• ENTRIES PROVIDED:

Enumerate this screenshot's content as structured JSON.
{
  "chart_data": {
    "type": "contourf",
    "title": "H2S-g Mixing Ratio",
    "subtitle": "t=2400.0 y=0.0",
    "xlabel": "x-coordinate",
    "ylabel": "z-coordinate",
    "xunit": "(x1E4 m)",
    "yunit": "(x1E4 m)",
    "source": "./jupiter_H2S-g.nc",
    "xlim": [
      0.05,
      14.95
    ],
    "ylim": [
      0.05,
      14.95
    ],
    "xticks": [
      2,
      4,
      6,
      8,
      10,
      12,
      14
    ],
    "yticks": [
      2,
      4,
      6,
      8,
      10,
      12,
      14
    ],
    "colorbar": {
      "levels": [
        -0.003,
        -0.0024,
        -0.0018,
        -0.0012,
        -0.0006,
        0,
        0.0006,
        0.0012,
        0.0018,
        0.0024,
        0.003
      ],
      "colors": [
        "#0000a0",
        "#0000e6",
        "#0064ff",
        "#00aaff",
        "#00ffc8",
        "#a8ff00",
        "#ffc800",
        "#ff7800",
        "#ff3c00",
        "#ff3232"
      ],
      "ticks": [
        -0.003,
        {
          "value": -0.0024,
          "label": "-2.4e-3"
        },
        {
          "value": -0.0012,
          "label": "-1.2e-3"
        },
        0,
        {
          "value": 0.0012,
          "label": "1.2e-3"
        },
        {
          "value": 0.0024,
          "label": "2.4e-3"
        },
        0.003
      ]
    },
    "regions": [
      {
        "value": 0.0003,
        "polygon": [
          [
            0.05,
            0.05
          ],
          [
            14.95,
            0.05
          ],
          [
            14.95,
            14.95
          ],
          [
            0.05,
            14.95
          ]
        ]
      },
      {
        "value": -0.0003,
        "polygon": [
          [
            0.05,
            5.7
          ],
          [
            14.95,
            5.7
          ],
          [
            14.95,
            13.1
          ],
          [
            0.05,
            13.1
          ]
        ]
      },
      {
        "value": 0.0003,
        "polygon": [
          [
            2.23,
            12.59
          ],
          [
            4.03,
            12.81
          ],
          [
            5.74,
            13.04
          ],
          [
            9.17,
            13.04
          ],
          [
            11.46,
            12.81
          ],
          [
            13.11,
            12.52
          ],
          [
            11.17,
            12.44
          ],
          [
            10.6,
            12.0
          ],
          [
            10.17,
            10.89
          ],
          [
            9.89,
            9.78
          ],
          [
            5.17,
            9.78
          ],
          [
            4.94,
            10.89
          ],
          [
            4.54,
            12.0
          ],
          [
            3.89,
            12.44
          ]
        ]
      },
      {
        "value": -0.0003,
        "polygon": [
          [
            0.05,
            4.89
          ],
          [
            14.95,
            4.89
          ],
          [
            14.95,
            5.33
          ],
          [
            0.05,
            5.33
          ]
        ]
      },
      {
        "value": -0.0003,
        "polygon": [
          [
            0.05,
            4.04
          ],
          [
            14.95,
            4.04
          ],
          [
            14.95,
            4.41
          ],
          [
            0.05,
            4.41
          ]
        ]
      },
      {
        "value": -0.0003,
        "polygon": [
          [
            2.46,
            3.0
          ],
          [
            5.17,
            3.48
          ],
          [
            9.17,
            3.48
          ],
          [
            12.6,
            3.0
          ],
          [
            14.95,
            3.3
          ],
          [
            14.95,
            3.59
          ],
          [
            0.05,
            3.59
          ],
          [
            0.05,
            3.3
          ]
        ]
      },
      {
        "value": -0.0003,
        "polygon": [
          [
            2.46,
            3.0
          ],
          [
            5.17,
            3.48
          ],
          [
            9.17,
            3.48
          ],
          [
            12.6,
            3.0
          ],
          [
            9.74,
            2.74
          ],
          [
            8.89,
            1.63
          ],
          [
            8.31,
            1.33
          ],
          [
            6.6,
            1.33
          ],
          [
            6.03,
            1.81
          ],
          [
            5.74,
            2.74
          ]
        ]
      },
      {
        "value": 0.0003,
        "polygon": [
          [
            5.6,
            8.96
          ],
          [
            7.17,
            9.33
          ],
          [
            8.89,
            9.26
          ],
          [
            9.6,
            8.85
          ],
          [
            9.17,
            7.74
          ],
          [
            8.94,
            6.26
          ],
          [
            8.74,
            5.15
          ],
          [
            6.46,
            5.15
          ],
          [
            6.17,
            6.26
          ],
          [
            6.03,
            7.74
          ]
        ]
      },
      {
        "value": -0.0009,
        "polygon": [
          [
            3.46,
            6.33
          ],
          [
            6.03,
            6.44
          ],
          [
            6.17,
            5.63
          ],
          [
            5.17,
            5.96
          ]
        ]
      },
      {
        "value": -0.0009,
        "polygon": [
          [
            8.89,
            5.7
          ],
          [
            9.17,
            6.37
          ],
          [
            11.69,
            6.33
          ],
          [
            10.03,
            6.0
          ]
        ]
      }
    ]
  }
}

• TASK PROMPT: All of the records must be retyped exactly as they are.

• WRITTEN SOLUTION:
Enumerate this screenshot's content as structured JSON.
{
  "chart_data": {
    "type": "contourf",
    "title": "H2S-g Mixing Ratio",
    "subtitle": "t=2400.0 y=0.0",
    "xlabel": "x-coordinate",
    "ylabel": "z-coordinate",
    "xunit": "(x1E4 m)",
    "yunit": "(x1E4 m)",
    "source": "./jupiter_H2S-g.nc",
    "xlim": [
      0.05,
      14.95
    ],
    "ylim": [
      0.05,
      14.95
    ],
    "xticks": [
      2,
      4,
      6,
      8,
      10,
      12,
      14
    ],
    "yticks": [
      2,
      4,
      6,
      8,
      10,
      12,
      14
    ],
    "colorbar": {
      "levels": [
        -0.003,
        -0.0024,
        -0.0018,
        -0.0012,
        -0.0006,
        0,
        0.0006,
        0.0012,
        0.0018,
        0.0024,
        0.003
      ],
      "colors": [
        "#0000a0",
        "#0000e6",
        "#0064ff",
        "#00aaff",
        "#00ffc8",
        "#a8ff00",
        "#ffc800",
        "#ff7800",
        "#ff3c00",
        "#ff3232"
      ],
      "ticks": [
        -0.003,
        {
          "value": -0.0024,
          "label": "-2.4e-3"
        },
        {
          "value": -0.0012,
          "label": "-1.2e-3"
        },
        0,
        {
          "value": 0.0012,
          "label": "1.2e-3"
        },
        {
          "value": 0.0024,
          "label": "2.4e-3"
        },
        0.003
      ]
    },
    "regions": [
      {
        "value": 0.0003,
        "polygon": [
          [
            0.05,
            0.05
          ],
          [
            14.95,
            0.05
          ],
          [
            14.95,
            14.95
          ],
          [
            0.05,
            14.95
          ]
        ]
      },
      {
        "value": -0.0003,
        "polygon": [
          [
            0.05,
            5.7
          ],
          [
            14.95,
            5.7
          ],
          [
            14.95,
            13.1
          ],
          [
            0.05,
            13.1
          ]
        ]
      },
      {
        "value": 0.0003,
        "polygon": [
          [
            2.23,
            12.59
          ],
          [
            4.03,
            12.81
          ],
          [
            5.74,
            13.04
          ],
          [
            9.17,
            13.04
          ],
          [
            11.46,
            12.81
          ],
          [
            13.11,
            12.52
          ],
          [
            11.17,
            12.44
          ],
          [
            10.6,
            12.0
          ],
          [
            10.17,
            10.89
          ],
          [
            9.89,
            9.78
          ],
          [
            5.17,
            9.78
          ],
          [
            4.94,
            10.89
          ],
          [
            4.54,
            12.0
          ],
          [
            3.89,
            12.44
          ]
        ]
      },
      {
        "value": -0.0003,
        "polygon": [
          [
            0.05,
            4.89
          ],
          [
            14.95,
            4.89
          ],
          [
            14.95,
            5.33
          ],
          [
            0.05,
            5.33
          ]
        ]
      },
      {
        "value": -0.0003,
        "polygon": [
          [
            0.05,
            4.04
          ],
          [
            14.95,
            4.04
          ],
          [
            14.95,
            4.41
          ],
          [
            0.05,
            4.41
          ]
        ]
      },
      {
        "value": -0.0003,
        "polygon": [
          [
            2.46,
            3.0
          ],
          [
            5.17,
            3.48
          ],
          [
            9.17,
            3.48
          ],
          [
            12.6,
            3.0
          ],
          [
            14.95,
            3.3
          ],
          [
            14.95,
            3.59
          ],
          [
            0.05,
            3.59
          ],
          [
            0.05,
            3.3
          ]
        ]
      },
      {
        "value": -0.0003,
        "polygon": [
          [
            2.46,
            3.0
          ],
          [
            5.17,
            3.48
          ],
          [
            9.17,
            3.48
          ],
          [
            12.6,
            3.0
          ],
          [
            9.74,
            2.74
          ],
          [
            8.89,
            1.63
          ],
          [
            8.31,
            1.33
          ],
          [
            6.6,
            1.33
          ],
          [
            6.03,
            1.81
          ],
          [
            5.74,
            2.74
          ]
        ]
      },
      {
        "value": 0.0003,
        "polygon": [
          [
            5.6,
            8.96
          ],
          [
            7.17,
            9.33
          ],
          [
            8.89,
            9.26
          ],
          [
            9.6,
            8.85
          ],
          [
            9.17,
            7.74
          ],
          [
            8.94,
            6.26
          ],
          [
            8.74,
            5.15
          ],
          [
            6.46,
            5.15
          ],
          [
            6.17,
            6.26
          ],
          [
            6.03,
            7.74
          ]
        ]
      },
      {
        "value": -0.0009,
        "polygon": [
          [
            3.46,
            6.33
          ],
          [
            6.03,
            6.44
          ],
          [
            6.17,
            5.63
          ],
          [
            5.17,
            5.96
          ]
        ]
      },
      {
        "value": -0.0009,
        "polygon": [
          [
            8.89,
            5.7
          ],
          [
            9.17,
            6.37
          ],
          [
            11.69,
            6.33
          ],
          [
            10.03,
            6.0
          ]
        ]
      }
    ]
  }
}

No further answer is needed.